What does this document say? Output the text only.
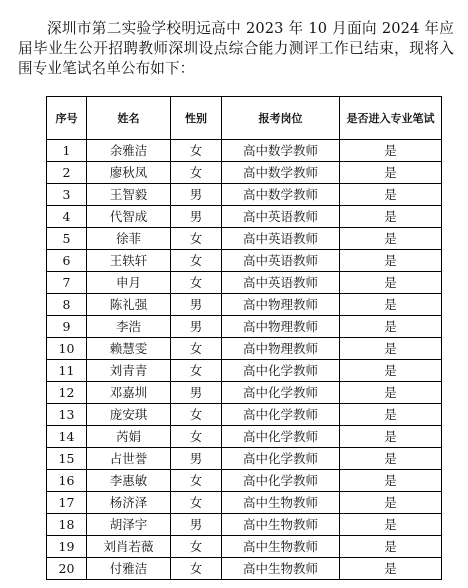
深圳市第二实验学校明远高中 2023 年 10 月面向 2024 年应届毕业生公开招聘教师深圳设点综合能力测评工作已结束，现将入围专业笔试名单公布如下：

序号	姓名	性别	报考岗位	是否进入专业笔试
1	余雅洁	女	高中数学教师	是
2	廖秋凤	女	高中数学教师	是
3	王智毅	男	高中数学教师	是
4	代智成	男	高中英语教师	是
5	徐菲	女	高中英语教师	是
6	王轶轩	女	高中英语教师	是
7	申月	女	高中英语教师	是
8	陈礼强	男	高中物理教师	是
9	李浩	男	高中物理教师	是
10	赖慧雯	女	高中物理教师	是
11	刘青青	女	高中化学教师	是
12	邓嘉圳	男	高中化学教师	是
13	庞安琪	女	高中化学教师	是
14	芮娟	女	高中化学教师	是
15	占世誉	男	高中化学教师	是
16	李惠敏	女	高中化学教师	是
17	杨济泽	女	高中生物教师	是
18	胡泽宇	男	高中生物教师	是
19	刘肖若薇	女	高中生物教师	是
20	付雅洁	女	高中生物教师	是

::::::::::

__Exercise__.
Looking at the data above, show all lines where the word "高中化学教师" occurs.

__Task response__.
11	刘青青	女	高中化学教师	是
12	邓嘉圳	男	高中化学教师	是
13	庞安琪	女	高中化学教师	是
14	芮娟	女	高中化学教师	是
15	占世誉	男	高中化学教师	是
16	李惠敏	女	高中化学教师	是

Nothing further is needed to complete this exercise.